- **EXERCISE**
Show all lines from the listing below that contain "accumulation".

** BEGIN **

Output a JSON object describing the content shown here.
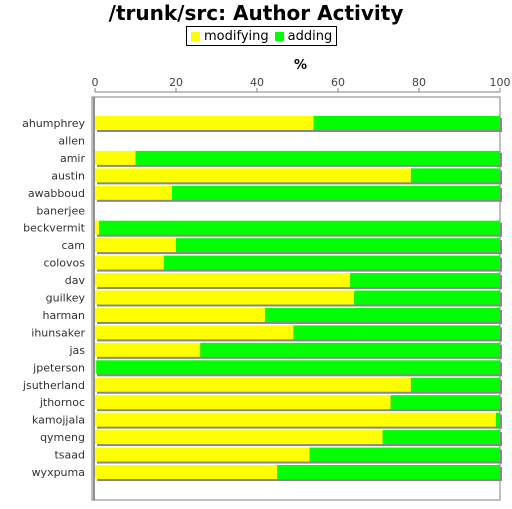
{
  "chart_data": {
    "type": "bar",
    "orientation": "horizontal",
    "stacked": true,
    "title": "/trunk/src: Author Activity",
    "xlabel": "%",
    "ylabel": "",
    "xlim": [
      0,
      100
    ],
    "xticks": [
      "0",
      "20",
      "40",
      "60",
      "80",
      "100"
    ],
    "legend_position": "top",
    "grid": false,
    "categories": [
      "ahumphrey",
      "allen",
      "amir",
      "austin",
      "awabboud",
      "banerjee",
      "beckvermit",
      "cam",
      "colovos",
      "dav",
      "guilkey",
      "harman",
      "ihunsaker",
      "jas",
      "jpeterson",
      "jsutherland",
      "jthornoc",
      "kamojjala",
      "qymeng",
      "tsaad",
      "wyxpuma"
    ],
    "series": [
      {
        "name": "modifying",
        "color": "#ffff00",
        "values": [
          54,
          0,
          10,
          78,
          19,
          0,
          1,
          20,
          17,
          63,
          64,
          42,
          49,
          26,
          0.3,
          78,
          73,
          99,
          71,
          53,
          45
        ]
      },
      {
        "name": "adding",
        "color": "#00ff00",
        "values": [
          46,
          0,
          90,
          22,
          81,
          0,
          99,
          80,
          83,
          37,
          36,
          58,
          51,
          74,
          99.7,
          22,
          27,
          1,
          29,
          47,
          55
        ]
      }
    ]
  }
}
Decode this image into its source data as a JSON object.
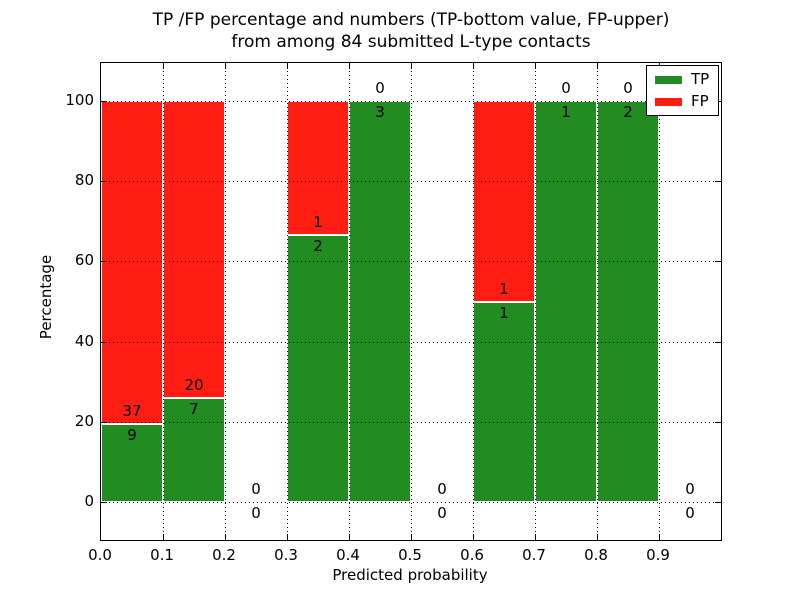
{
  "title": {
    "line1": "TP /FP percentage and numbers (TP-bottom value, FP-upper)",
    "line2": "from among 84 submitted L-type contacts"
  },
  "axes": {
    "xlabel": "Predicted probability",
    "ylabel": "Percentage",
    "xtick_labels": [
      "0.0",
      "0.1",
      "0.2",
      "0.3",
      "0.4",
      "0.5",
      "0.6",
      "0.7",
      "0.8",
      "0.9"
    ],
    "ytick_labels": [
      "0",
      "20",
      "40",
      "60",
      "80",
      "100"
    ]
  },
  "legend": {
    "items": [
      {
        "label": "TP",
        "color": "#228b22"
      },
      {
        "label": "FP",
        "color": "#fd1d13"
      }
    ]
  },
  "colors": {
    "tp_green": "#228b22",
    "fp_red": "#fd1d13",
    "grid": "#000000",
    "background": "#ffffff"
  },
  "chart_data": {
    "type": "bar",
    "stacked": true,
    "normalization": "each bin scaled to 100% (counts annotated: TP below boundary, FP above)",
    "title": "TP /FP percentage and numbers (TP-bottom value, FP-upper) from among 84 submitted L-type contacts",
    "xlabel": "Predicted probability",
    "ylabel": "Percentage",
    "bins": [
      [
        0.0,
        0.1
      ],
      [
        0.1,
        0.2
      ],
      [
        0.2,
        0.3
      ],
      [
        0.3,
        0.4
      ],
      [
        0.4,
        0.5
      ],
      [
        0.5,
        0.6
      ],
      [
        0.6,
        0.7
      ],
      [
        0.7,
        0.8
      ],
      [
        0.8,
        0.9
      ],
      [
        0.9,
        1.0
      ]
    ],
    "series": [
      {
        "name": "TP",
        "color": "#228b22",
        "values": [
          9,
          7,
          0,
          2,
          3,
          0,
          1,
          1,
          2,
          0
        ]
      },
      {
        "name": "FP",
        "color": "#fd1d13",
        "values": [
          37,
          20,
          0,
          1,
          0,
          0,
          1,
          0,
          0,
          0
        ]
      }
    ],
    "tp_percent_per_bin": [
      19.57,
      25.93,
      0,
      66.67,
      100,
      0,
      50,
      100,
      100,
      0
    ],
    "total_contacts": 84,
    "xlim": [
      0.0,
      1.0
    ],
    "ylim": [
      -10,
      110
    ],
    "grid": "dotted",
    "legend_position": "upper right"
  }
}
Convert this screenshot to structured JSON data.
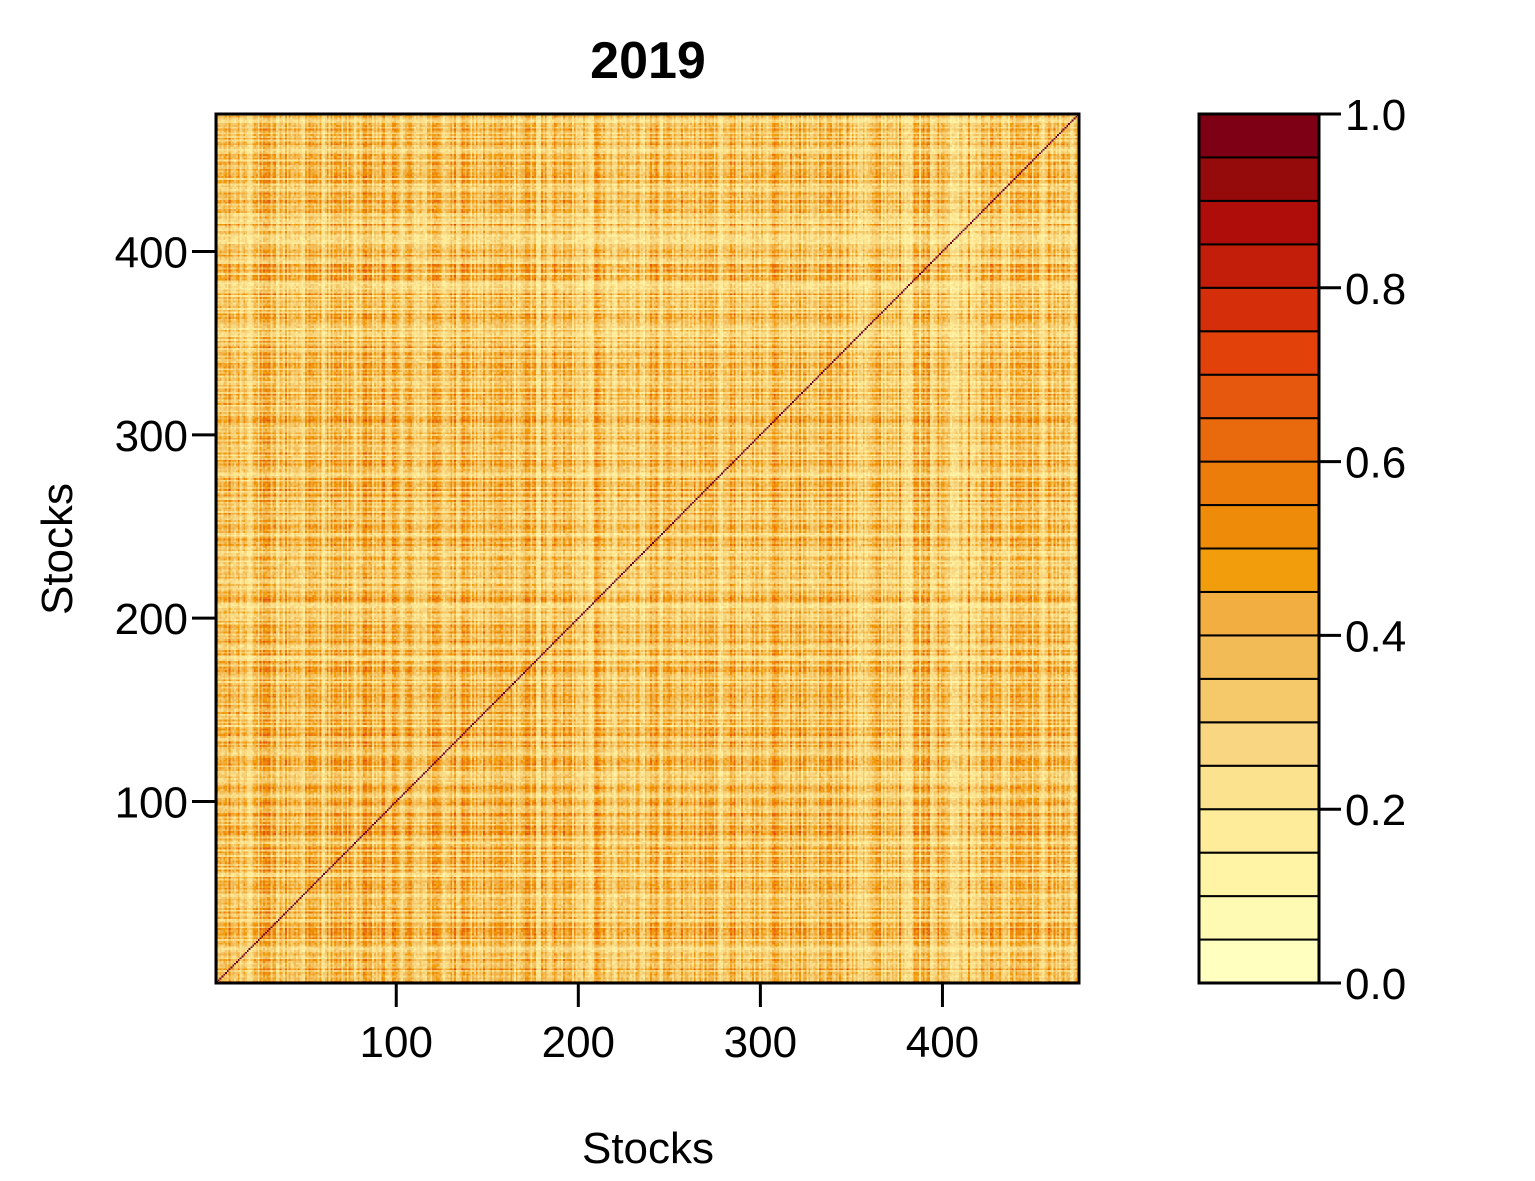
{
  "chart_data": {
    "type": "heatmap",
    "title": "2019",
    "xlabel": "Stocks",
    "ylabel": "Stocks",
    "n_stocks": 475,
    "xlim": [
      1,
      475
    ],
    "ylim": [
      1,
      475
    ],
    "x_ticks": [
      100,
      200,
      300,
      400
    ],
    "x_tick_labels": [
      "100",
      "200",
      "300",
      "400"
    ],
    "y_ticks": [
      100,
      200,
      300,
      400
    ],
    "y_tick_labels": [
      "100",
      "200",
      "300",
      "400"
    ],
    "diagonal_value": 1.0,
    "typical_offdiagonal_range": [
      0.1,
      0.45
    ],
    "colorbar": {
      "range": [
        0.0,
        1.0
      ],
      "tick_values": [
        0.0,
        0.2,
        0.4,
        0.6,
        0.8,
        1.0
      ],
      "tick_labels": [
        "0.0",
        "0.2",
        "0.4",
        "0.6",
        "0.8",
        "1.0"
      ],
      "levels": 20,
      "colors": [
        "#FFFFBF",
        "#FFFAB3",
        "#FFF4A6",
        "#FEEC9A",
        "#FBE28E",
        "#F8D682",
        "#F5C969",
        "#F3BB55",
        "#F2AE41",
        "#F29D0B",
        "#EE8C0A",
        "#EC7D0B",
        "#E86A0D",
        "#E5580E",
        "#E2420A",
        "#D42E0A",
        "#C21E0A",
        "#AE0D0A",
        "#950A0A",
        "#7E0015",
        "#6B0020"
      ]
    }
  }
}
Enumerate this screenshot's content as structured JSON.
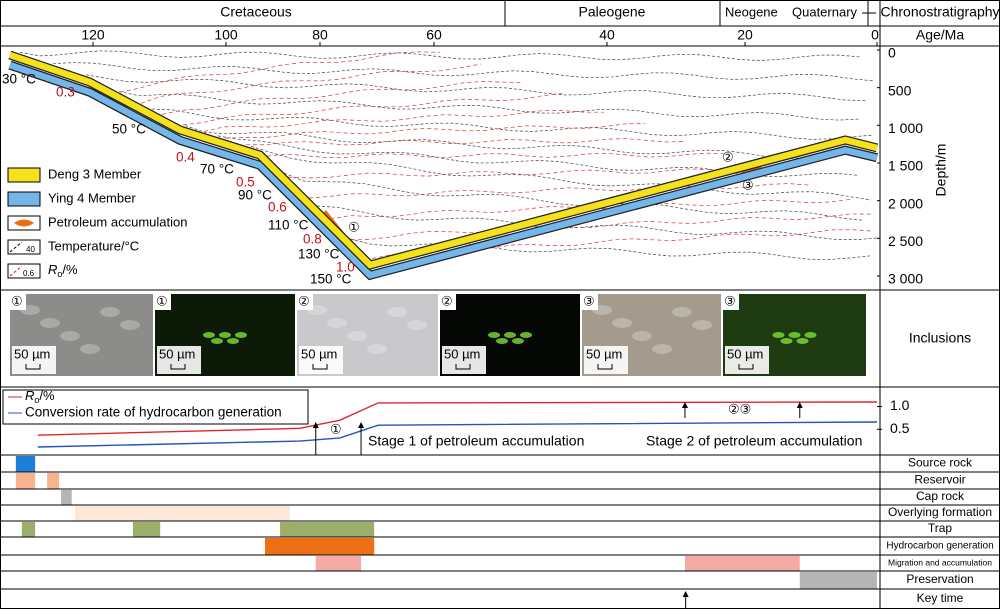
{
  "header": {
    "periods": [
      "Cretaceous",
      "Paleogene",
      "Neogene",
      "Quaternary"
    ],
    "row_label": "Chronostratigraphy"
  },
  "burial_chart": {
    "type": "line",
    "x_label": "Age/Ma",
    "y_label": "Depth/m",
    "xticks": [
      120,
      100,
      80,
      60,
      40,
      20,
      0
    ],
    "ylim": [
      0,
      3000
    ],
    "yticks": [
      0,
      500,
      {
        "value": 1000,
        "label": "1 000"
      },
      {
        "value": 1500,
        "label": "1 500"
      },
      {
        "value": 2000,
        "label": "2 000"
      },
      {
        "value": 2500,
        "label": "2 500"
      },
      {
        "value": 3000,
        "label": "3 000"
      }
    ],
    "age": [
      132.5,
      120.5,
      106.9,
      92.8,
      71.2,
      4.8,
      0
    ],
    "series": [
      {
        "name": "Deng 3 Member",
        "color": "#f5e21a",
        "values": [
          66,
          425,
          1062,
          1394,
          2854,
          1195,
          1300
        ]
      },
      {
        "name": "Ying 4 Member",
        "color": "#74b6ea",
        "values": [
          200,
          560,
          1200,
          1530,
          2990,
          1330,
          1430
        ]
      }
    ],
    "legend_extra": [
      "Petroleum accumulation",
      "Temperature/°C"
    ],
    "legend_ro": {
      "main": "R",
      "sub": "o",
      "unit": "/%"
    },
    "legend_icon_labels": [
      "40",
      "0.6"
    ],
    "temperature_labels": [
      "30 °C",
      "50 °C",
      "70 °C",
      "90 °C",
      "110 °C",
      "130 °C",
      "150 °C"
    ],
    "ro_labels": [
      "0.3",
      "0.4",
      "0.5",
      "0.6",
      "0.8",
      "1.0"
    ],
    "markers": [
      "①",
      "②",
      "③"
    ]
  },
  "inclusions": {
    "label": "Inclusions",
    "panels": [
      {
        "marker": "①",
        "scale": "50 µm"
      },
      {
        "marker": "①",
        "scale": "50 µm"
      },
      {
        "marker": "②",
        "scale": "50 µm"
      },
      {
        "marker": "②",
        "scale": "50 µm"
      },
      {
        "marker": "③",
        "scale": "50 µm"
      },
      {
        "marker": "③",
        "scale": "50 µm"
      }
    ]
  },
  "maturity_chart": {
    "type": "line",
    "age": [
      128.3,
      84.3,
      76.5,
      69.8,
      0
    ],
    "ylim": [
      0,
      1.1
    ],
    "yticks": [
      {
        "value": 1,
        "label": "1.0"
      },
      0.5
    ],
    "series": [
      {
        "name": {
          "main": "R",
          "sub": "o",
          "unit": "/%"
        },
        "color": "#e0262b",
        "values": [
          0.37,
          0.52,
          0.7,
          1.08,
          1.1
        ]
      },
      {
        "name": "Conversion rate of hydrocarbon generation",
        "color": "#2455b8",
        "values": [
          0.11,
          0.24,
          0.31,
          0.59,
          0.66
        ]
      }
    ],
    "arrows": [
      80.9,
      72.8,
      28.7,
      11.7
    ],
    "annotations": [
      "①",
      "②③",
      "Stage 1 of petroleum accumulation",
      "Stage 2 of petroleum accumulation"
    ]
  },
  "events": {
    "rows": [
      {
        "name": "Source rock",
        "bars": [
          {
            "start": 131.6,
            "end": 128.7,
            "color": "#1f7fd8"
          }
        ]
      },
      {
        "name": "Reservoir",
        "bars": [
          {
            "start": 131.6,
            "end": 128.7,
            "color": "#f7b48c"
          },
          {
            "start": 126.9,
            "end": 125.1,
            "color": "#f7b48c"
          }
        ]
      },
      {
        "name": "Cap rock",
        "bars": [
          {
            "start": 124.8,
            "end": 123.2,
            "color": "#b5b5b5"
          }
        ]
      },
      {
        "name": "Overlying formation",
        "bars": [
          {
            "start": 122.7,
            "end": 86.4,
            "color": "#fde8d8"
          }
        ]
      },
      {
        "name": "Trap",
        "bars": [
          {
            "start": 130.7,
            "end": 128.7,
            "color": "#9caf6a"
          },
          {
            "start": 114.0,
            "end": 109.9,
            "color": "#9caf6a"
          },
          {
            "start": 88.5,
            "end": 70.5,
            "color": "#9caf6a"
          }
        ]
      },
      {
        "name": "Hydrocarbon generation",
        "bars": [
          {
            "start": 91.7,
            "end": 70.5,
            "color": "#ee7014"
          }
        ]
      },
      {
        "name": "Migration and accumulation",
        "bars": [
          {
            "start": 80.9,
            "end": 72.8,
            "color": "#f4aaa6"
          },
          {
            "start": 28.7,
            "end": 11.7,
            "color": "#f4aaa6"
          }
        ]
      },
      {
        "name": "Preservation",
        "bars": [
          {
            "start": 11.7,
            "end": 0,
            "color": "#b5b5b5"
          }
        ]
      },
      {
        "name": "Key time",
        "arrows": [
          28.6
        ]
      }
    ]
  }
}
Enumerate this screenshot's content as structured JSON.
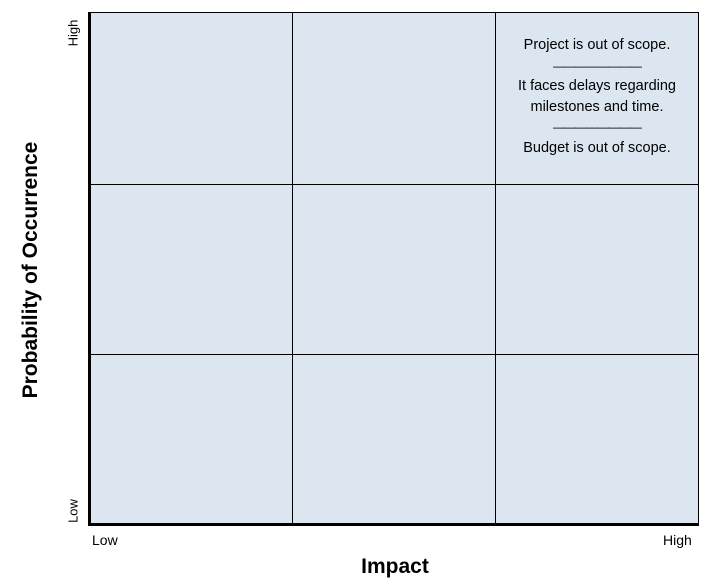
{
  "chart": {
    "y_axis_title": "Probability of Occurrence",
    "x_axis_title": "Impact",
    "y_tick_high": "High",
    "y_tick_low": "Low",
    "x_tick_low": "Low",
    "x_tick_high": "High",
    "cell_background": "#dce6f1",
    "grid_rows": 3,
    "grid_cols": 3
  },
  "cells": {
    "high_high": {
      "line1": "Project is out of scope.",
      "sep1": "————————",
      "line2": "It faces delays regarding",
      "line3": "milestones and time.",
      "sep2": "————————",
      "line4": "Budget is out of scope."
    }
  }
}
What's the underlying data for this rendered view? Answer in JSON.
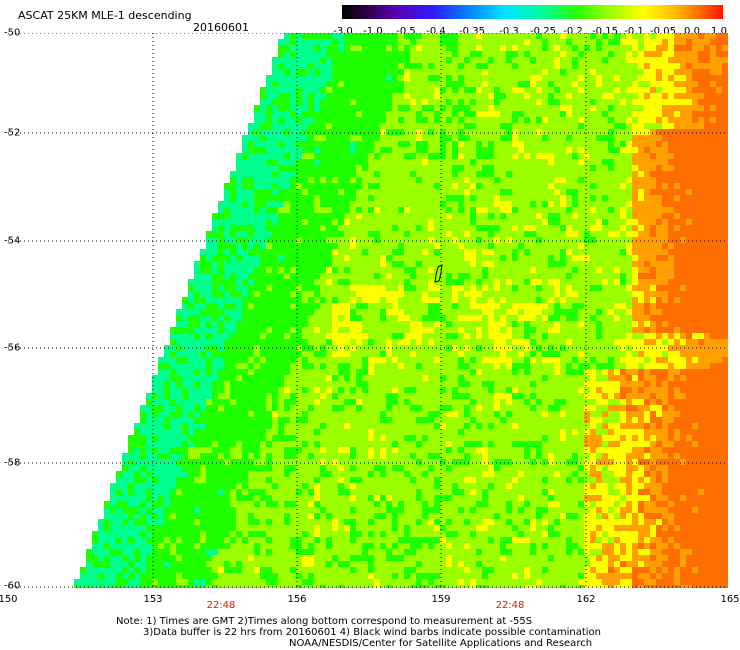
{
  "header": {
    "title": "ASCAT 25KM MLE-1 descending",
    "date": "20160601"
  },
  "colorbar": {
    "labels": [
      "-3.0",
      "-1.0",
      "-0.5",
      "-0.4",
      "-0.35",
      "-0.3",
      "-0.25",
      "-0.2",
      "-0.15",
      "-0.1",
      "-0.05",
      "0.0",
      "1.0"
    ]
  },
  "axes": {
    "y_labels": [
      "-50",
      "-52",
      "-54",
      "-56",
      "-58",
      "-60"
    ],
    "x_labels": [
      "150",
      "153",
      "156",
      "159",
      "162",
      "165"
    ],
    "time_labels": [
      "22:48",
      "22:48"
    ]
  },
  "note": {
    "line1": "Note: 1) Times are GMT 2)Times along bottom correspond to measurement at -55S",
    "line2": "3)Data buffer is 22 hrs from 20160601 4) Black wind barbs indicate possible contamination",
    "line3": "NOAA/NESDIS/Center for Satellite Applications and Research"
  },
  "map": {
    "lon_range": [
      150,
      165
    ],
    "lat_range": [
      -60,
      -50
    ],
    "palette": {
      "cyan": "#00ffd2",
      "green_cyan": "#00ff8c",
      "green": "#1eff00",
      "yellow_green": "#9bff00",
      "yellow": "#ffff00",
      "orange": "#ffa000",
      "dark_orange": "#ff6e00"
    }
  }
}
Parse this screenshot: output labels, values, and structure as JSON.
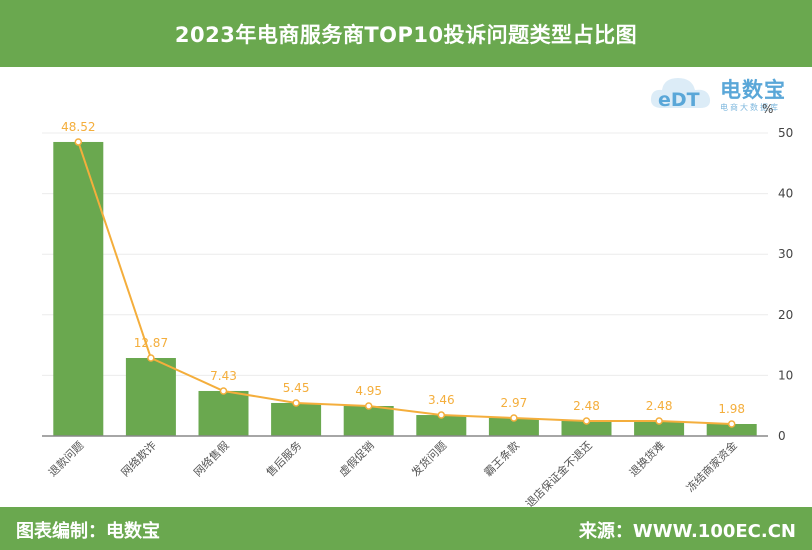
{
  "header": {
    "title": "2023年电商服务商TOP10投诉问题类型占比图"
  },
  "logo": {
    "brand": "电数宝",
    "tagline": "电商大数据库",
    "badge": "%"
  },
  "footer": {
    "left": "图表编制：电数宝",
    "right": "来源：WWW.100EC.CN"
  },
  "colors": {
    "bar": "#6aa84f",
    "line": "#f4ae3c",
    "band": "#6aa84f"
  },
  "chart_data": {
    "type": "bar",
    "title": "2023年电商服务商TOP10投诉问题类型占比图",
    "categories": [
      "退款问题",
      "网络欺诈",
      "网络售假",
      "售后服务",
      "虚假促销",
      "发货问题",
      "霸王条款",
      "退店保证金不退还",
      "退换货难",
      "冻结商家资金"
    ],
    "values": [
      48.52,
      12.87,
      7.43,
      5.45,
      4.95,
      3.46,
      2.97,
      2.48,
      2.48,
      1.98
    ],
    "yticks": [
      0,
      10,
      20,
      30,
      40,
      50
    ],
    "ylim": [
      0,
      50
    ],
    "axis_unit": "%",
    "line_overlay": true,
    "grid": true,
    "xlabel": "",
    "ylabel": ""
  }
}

** END **

- **TASK RESPONSE**
      "Petroleum accumulation",
      "Stage 1 of petroleum accumulation",
      "Stage 2 of petroleum accumulation"
        "name": "Migration and accumulation",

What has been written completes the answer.